§ What this task involves: How many lines in this material include the string "있습니다"? Answer with the number and nothing further.

Dataset items:
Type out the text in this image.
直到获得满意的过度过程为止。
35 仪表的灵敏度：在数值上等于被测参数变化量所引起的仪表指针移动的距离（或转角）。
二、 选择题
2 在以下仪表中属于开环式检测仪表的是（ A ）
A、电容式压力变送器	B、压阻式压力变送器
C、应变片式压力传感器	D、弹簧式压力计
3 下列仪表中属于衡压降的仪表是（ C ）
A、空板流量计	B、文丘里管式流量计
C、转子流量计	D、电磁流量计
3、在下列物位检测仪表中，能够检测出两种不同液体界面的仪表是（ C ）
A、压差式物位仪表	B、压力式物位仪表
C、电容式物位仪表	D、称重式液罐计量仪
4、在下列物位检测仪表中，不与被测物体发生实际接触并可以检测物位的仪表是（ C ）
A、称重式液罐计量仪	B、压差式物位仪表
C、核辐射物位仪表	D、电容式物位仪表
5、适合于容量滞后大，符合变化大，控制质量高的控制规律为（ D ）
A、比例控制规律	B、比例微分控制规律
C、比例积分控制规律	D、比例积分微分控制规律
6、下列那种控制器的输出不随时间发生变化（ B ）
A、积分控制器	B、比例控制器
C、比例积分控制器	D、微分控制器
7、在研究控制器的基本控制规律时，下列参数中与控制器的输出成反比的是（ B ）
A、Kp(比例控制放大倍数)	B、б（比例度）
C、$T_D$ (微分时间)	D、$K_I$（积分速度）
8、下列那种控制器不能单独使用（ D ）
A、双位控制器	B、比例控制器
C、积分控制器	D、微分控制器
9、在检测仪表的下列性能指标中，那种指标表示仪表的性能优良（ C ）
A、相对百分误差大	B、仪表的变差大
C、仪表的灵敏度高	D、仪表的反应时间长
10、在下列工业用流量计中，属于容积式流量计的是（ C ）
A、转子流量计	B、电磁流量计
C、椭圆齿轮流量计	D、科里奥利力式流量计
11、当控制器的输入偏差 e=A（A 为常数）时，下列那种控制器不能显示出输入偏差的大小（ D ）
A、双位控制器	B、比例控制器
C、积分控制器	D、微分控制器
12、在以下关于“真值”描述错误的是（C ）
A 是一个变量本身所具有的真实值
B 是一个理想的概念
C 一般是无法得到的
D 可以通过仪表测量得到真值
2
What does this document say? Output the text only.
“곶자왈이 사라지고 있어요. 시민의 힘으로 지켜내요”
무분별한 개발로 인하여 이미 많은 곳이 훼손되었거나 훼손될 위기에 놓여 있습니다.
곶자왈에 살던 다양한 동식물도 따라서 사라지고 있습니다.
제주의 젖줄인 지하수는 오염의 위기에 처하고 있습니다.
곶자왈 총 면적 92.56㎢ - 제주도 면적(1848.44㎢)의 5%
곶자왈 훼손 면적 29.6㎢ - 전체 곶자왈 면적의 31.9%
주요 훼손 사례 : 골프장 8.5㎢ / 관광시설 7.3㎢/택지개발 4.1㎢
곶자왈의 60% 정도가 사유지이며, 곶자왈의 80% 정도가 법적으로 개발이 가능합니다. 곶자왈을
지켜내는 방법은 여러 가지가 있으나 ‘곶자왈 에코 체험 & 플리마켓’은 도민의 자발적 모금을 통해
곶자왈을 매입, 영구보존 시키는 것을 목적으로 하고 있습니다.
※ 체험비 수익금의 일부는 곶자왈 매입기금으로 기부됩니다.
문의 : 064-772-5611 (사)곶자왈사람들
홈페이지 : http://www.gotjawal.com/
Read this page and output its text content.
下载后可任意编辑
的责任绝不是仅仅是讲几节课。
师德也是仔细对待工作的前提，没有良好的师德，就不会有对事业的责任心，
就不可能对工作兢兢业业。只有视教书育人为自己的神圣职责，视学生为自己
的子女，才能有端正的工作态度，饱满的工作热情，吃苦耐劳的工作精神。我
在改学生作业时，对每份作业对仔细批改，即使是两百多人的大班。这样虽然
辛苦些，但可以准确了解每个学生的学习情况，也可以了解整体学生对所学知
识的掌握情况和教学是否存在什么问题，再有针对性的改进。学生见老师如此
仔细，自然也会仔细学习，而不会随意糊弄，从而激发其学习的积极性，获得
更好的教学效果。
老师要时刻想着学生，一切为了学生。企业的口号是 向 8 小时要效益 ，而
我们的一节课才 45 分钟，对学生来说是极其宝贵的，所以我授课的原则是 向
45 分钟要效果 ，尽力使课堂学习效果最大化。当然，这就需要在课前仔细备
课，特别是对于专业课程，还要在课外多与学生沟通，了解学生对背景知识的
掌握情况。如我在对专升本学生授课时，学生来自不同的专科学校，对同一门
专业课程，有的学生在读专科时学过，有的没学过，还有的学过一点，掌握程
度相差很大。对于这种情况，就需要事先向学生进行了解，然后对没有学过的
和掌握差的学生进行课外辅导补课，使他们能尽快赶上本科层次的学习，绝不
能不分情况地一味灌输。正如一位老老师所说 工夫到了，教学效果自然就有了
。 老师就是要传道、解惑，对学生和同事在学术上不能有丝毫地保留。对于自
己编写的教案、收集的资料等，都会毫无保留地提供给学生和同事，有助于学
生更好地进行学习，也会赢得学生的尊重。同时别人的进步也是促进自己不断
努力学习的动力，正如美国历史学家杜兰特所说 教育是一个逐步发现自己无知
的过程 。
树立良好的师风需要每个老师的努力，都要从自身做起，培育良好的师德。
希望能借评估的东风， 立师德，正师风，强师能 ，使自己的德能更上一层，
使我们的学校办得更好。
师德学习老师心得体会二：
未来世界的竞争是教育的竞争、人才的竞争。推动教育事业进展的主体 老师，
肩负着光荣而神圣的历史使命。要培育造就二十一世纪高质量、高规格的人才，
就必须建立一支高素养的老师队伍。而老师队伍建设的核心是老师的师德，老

§ Response to the task: 4